- **RECORDS SHOWN**
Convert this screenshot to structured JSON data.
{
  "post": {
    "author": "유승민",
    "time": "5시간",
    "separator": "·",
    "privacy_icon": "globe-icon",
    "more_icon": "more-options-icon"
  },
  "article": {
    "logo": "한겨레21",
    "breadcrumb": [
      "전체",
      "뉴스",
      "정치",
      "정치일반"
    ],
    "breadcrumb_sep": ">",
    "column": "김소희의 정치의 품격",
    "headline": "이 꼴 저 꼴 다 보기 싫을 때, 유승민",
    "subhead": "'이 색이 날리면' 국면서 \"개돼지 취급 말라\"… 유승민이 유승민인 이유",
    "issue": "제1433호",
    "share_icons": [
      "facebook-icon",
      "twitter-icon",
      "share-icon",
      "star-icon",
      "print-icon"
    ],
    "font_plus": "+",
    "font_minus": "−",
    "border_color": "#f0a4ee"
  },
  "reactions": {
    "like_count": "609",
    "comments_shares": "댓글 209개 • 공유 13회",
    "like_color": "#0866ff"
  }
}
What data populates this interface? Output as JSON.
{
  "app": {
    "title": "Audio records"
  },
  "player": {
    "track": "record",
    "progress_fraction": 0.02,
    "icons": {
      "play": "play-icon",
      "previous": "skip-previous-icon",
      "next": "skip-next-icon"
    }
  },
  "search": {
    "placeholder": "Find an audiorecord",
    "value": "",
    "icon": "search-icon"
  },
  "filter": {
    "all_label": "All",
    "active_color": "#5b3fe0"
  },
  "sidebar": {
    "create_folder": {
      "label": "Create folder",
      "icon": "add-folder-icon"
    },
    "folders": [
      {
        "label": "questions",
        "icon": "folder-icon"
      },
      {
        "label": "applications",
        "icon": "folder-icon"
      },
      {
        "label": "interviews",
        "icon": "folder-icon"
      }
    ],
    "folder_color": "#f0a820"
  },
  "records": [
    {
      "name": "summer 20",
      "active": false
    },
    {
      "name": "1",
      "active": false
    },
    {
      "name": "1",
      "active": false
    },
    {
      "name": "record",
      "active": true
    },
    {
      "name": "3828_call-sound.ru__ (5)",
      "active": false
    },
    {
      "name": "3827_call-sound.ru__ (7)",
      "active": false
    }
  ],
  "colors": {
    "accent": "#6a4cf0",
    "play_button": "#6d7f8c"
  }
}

- **AIM**
Repeat the material above exactly.

- **EXERCISE OUTPUT**
Convert this screenshot to structured JSON data.
{
  "post": {
    "author": "유승민",
    "time": "5시간",
    "separator": "·",
    "privacy_icon": "globe-icon",
    "more_icon": "more-options-icon"
  },
  "article": {
    "logo": "한겨레21",
    "breadcrumb": [
      "전체",
      "뉴스",
      "정치",
      "정치일반"
    ],
    "breadcrumb_sep": ">",
    "column": "김소희의 정치의 품격",
    "headline": "이 꼴 저 꼴 다 보기 싫을 때, 유승민",
    "subhead": "'이 색이 날리면' 국면서 \"개돼지 취급 말라\"… 유승민이 유승민인 이유",
    "issue": "제1433호",
    "share_icons": [
      "facebook-icon",
      "twitter-icon",
      "share-icon",
      "star-icon",
      "print-icon"
    ],
    "font_plus": "+",
    "font_minus": "−",
    "border_color": "#f0a4ee"
  },
  "reactions": {
    "like_count": "609",
    "comments_shares": "댓글 209개 • 공유 13회",
    "like_color": "#0866ff"
  }
}
What data populates this interface? Output as JSON.
{
  "app": {
    "title": "Audio records"
  },
  "player": {
    "track": "record",
    "progress_fraction": 0.02,
    "icons": {
      "play": "play-icon",
      "previous": "skip-previous-icon",
      "next": "skip-next-icon"
    }
  },
  "search": {
    "placeholder": "Find an audiorecord",
    "value": "",
    "icon": "search-icon"
  },
  "filter": {
    "all_label": "All",
    "active_color": "#5b3fe0"
  },
  "sidebar": {
    "create_folder": {
      "label": "Create folder",
      "icon": "add-folder-icon"
    },
    "folders": [
      {
        "label": "questions",
        "icon": "folder-icon"
      },
      {
        "label": "applications",
        "icon": "folder-icon"
      },
      {
        "label": "interviews",
        "icon": "folder-icon"
      }
    ],
    "folder_color": "#f0a820"
  },
  "records": [
    {
      "name": "summer 20",
      "active": false
    },
    {
      "name": "1",
      "active": false
    },
    {
      "name": "1",
      "active": false
    },
    {
      "name": "record",
      "active": true
    },
    {
      "name": "3828_call-sound.ru__ (5)",
      "active": false
    },
    {
      "name": "3827_call-sound.ru__ (7)",
      "active": false
    }
  ],
  "colors": {
    "accent": "#6a4cf0",
    "play_button": "#6d7f8c"
  }
}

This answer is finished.